## What is being asked
How many lines of these records hold the string "opadu"? Reply with the number alone.

┄┄┄┄┄┄┄┄┄┄

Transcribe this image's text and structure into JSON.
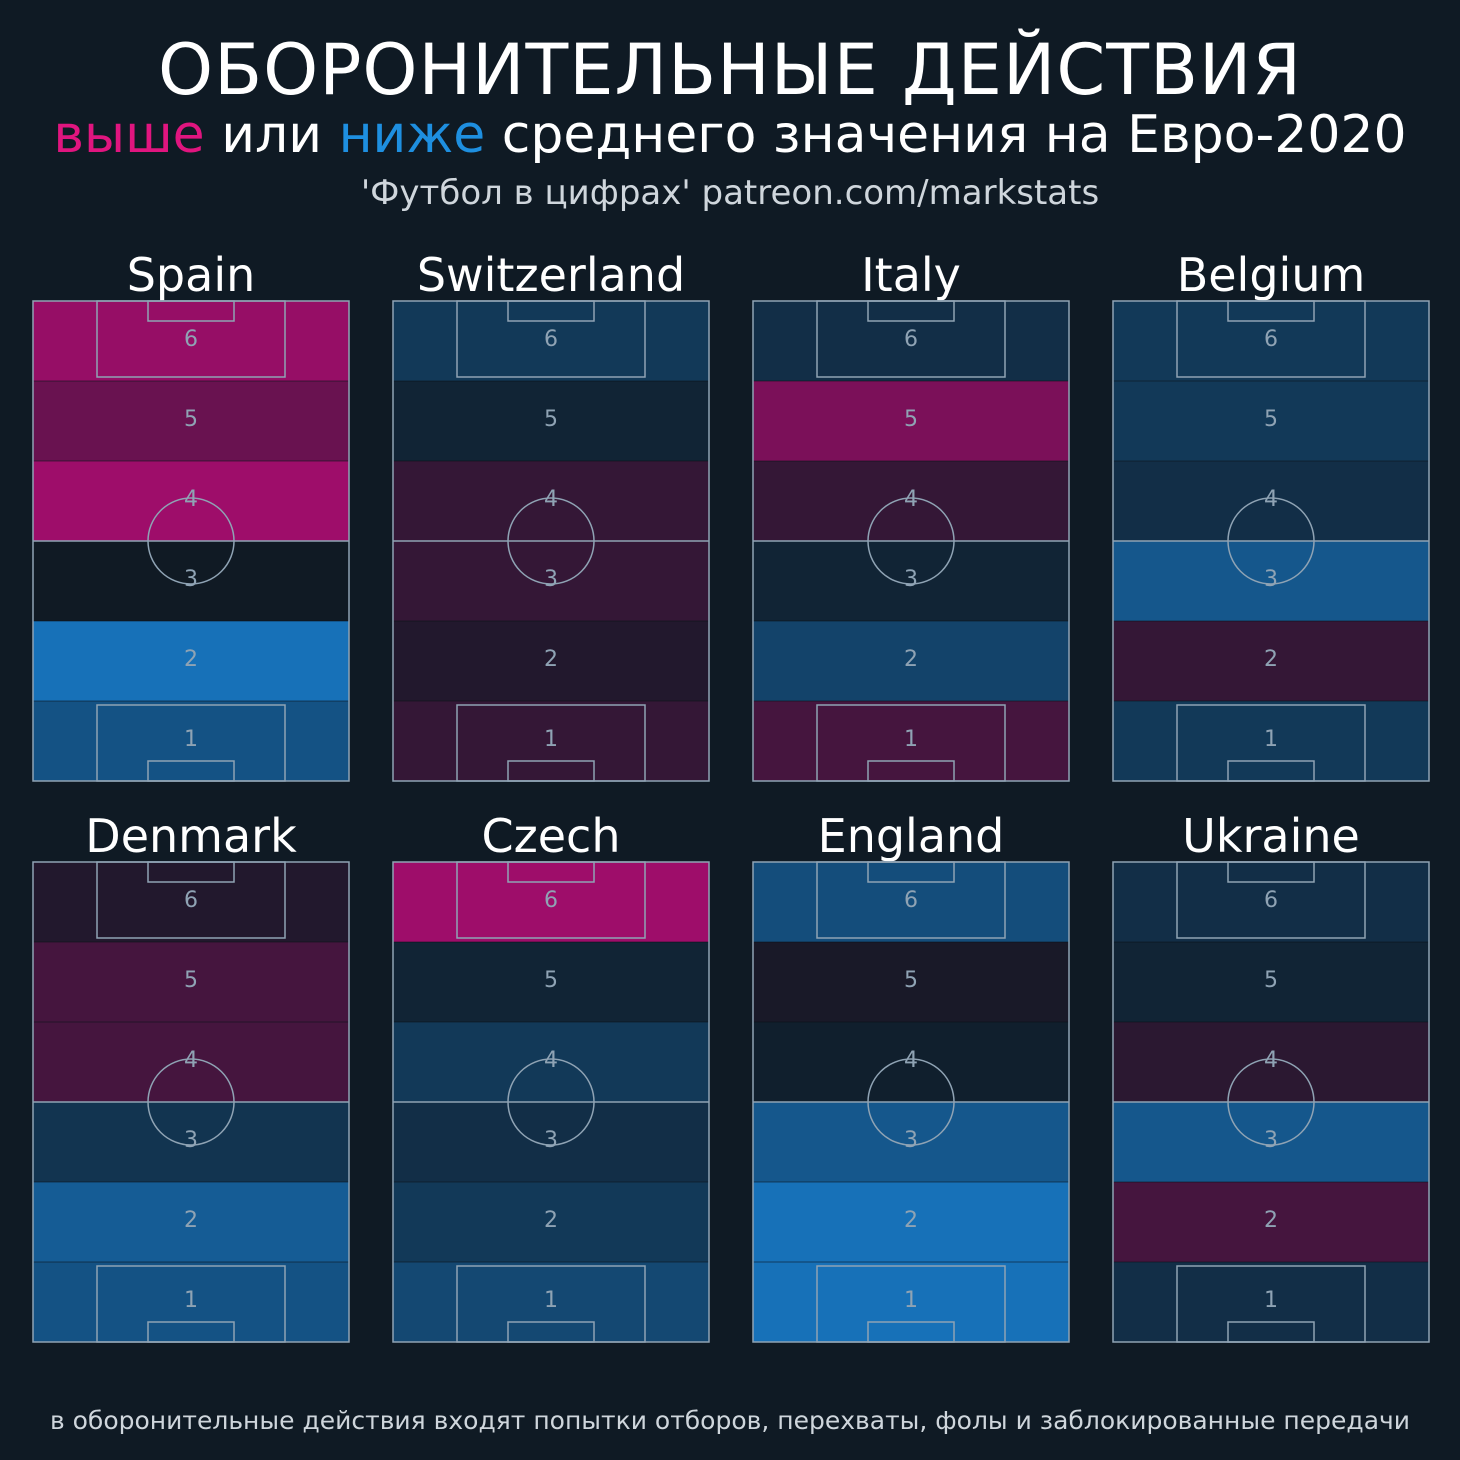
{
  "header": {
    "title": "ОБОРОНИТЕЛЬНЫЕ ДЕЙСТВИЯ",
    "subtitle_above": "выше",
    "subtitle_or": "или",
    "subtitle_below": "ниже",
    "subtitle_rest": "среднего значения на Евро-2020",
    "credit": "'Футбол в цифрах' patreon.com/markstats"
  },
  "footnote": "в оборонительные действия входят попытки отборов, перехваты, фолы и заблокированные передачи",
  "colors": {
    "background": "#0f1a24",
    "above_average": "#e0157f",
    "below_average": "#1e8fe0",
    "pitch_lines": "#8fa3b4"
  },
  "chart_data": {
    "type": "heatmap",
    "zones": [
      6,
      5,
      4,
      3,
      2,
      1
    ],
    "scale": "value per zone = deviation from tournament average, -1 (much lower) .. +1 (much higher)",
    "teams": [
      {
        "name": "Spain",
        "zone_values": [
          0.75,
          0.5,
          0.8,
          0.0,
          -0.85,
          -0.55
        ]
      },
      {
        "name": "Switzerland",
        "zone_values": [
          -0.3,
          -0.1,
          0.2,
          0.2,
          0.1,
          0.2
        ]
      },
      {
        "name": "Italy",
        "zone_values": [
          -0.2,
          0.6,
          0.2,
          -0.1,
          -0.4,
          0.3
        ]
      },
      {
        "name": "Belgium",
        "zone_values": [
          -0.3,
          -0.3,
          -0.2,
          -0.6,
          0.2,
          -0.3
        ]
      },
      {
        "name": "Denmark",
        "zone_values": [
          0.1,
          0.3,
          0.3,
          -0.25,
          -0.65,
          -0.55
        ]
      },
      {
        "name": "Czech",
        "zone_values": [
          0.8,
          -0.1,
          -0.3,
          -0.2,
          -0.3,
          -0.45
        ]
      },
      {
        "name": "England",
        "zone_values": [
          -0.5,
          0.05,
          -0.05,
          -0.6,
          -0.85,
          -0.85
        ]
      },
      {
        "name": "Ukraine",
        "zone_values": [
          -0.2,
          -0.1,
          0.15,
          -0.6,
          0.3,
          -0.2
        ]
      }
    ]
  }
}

┄┄┄┄┄┄┄┄┄┄

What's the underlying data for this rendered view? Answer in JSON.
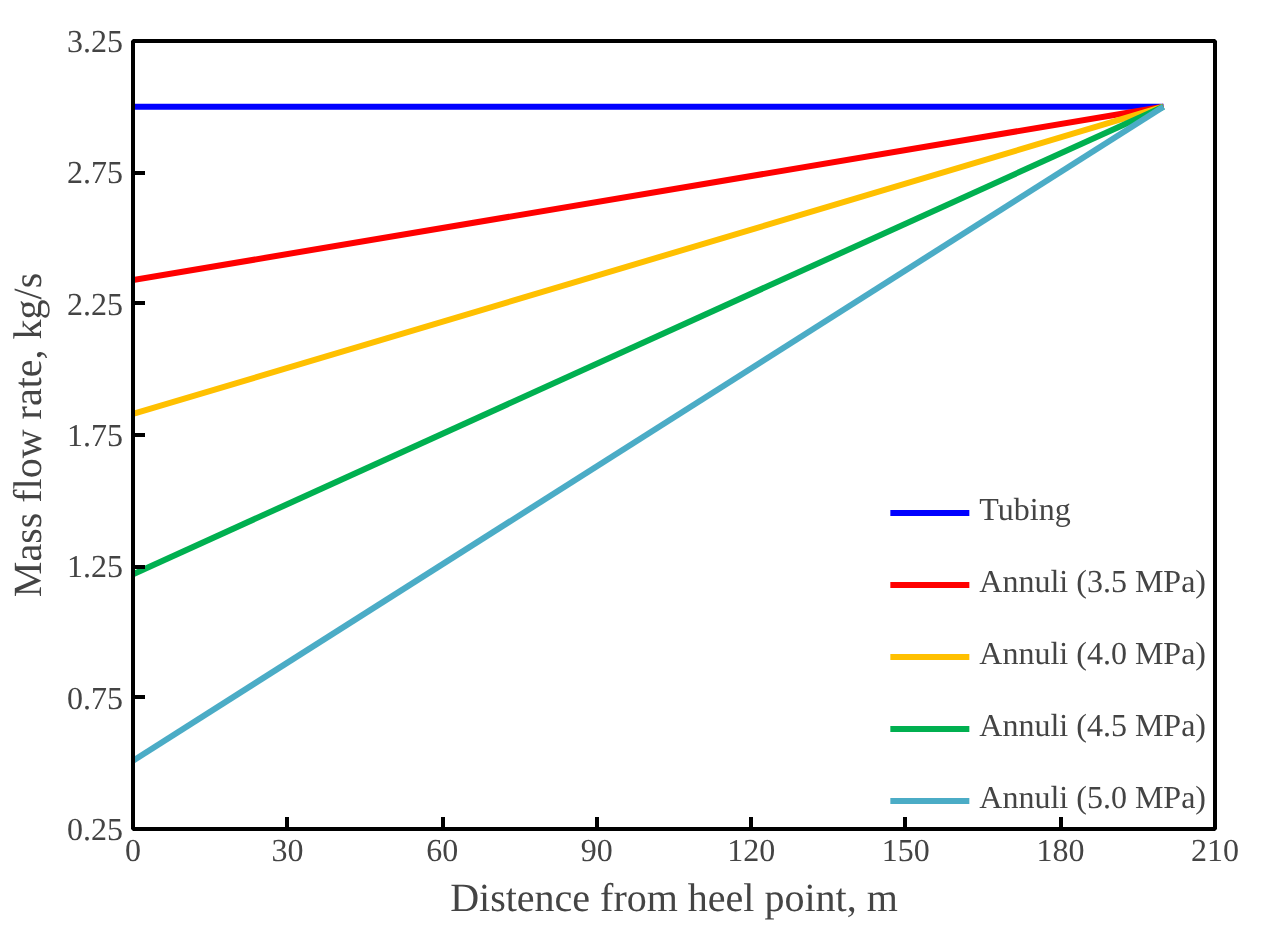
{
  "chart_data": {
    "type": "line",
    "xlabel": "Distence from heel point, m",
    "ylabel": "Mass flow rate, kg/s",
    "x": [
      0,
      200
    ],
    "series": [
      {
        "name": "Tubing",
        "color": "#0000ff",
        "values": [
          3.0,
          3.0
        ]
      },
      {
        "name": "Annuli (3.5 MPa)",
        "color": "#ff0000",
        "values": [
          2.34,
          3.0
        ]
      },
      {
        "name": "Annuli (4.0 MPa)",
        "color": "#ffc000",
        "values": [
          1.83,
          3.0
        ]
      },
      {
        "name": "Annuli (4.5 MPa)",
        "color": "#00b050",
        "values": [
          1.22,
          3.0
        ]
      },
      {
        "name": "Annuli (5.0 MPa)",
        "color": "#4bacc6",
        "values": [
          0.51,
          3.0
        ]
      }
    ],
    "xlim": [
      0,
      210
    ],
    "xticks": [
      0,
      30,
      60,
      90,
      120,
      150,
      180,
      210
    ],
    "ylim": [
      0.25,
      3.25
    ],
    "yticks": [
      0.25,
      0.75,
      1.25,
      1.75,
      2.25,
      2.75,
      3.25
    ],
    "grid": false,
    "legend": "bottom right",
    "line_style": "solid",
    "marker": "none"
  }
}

┄┄┄┄┄┄┄┄┄┄

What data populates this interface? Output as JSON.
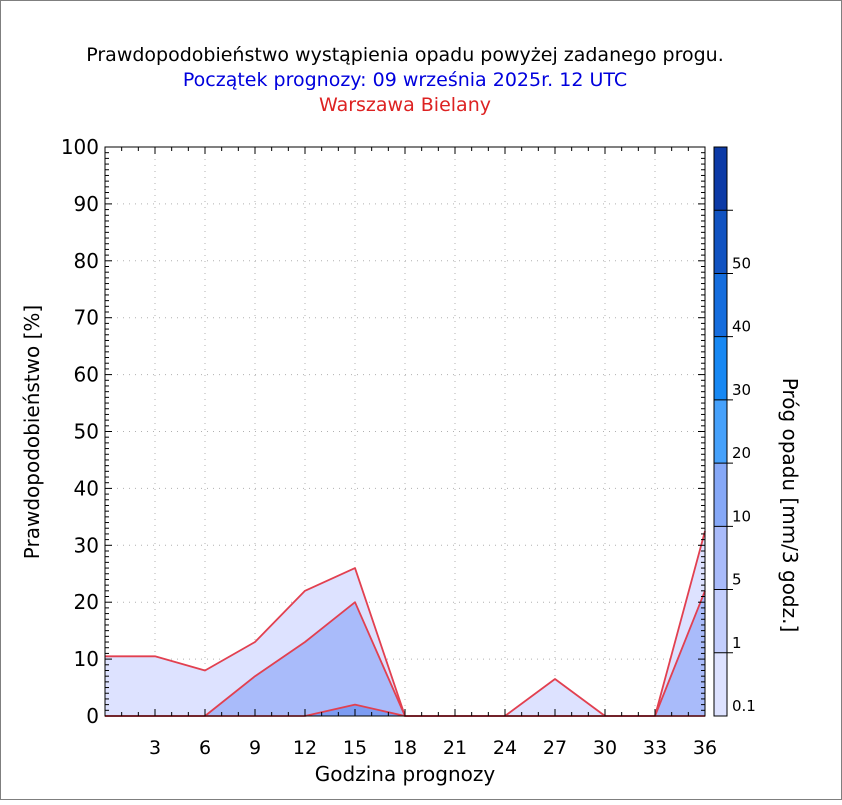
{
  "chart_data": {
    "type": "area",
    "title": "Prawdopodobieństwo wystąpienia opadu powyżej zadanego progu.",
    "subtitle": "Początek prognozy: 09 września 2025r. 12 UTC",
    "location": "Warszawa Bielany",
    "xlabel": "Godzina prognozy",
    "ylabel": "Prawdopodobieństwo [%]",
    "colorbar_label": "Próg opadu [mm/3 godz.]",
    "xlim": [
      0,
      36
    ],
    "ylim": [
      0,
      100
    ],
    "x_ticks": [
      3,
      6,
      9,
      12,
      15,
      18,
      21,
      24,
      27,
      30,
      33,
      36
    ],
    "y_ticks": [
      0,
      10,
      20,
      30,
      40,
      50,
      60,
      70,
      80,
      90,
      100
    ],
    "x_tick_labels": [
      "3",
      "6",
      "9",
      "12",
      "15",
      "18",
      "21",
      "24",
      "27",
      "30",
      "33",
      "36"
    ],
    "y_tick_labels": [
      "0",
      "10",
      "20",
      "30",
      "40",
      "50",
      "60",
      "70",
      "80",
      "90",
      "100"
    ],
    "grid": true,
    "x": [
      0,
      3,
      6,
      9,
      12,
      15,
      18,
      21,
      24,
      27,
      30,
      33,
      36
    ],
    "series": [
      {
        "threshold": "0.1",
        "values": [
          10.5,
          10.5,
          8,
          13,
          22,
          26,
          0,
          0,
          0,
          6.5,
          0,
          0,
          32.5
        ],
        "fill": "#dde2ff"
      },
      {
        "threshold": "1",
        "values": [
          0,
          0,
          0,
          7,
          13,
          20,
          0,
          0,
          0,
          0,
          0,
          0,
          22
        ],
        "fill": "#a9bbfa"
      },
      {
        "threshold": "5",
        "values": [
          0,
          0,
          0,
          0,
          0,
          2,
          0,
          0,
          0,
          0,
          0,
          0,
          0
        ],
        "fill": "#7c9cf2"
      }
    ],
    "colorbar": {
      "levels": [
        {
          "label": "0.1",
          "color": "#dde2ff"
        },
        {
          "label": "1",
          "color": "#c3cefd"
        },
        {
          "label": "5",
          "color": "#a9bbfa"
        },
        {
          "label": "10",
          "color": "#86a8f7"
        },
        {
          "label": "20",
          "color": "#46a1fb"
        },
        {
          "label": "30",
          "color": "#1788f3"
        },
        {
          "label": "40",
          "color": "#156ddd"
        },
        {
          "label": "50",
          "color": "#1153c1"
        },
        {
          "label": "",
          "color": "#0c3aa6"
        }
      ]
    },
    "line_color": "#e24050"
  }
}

┄┄┄┄┄┄┄┄┄┄

## Answer to this exercise
2